> _Task description_
Filter the listing below, copying every line in which the word "from" appears.

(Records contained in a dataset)
-- BEGIN --

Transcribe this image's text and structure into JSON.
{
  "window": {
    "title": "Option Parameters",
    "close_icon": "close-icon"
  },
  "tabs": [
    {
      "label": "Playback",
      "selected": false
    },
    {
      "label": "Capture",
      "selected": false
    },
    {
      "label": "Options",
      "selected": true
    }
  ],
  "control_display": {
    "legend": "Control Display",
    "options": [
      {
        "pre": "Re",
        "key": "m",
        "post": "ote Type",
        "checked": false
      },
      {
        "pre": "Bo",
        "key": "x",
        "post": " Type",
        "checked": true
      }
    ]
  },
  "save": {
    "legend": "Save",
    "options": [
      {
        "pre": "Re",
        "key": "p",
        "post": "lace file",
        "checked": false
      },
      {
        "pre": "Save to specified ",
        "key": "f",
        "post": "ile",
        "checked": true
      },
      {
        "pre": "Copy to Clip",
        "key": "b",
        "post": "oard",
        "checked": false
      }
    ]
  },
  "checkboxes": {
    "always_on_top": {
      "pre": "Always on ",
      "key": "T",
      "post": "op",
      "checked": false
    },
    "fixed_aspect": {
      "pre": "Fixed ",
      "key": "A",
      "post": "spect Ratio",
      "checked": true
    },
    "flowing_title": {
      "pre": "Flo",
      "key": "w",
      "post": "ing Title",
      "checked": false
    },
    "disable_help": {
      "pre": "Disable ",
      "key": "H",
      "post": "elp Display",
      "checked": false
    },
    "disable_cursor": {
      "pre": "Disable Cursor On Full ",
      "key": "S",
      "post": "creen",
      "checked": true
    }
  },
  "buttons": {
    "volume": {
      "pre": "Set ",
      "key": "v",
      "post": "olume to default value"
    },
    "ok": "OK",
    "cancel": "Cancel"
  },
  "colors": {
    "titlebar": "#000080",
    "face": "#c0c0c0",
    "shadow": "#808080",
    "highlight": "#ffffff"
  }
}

-- END --
-- BEGIN --

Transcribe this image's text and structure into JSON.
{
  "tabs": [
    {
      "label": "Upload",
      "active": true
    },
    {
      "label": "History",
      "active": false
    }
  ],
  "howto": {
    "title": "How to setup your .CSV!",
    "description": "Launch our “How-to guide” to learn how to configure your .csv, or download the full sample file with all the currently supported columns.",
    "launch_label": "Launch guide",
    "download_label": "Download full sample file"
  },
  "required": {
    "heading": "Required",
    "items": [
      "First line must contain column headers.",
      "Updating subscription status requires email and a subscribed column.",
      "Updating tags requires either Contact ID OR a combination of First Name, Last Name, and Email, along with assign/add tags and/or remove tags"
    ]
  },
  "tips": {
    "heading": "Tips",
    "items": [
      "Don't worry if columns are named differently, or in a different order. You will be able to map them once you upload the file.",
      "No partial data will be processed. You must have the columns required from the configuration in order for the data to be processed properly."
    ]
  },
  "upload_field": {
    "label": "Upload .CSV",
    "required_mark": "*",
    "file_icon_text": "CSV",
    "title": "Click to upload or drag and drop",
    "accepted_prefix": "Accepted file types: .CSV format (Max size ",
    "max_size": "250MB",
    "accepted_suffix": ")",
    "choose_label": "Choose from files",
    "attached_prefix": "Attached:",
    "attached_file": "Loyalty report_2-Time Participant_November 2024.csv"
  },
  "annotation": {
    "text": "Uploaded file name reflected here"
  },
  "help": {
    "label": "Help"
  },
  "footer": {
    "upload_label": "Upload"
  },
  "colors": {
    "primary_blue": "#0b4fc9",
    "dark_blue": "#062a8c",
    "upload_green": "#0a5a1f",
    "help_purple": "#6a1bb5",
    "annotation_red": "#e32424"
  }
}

-- END --
-- BEGIN --

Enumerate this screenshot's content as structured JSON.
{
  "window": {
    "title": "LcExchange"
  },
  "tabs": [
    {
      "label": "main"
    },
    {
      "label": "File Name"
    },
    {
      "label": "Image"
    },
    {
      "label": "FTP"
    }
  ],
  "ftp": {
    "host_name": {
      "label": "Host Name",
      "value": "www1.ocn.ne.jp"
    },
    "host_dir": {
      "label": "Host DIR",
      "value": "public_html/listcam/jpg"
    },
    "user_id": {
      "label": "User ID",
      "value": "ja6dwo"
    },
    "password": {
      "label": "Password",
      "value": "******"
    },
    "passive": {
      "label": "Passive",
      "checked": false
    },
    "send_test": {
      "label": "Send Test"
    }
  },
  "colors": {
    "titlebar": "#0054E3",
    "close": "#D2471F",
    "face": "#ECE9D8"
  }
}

-- END --

> _Task response_
      "No partial data will be processed. You must have the columns required from the configuration in order for the data to be processed properly."
    "choose_label": "Choose from files",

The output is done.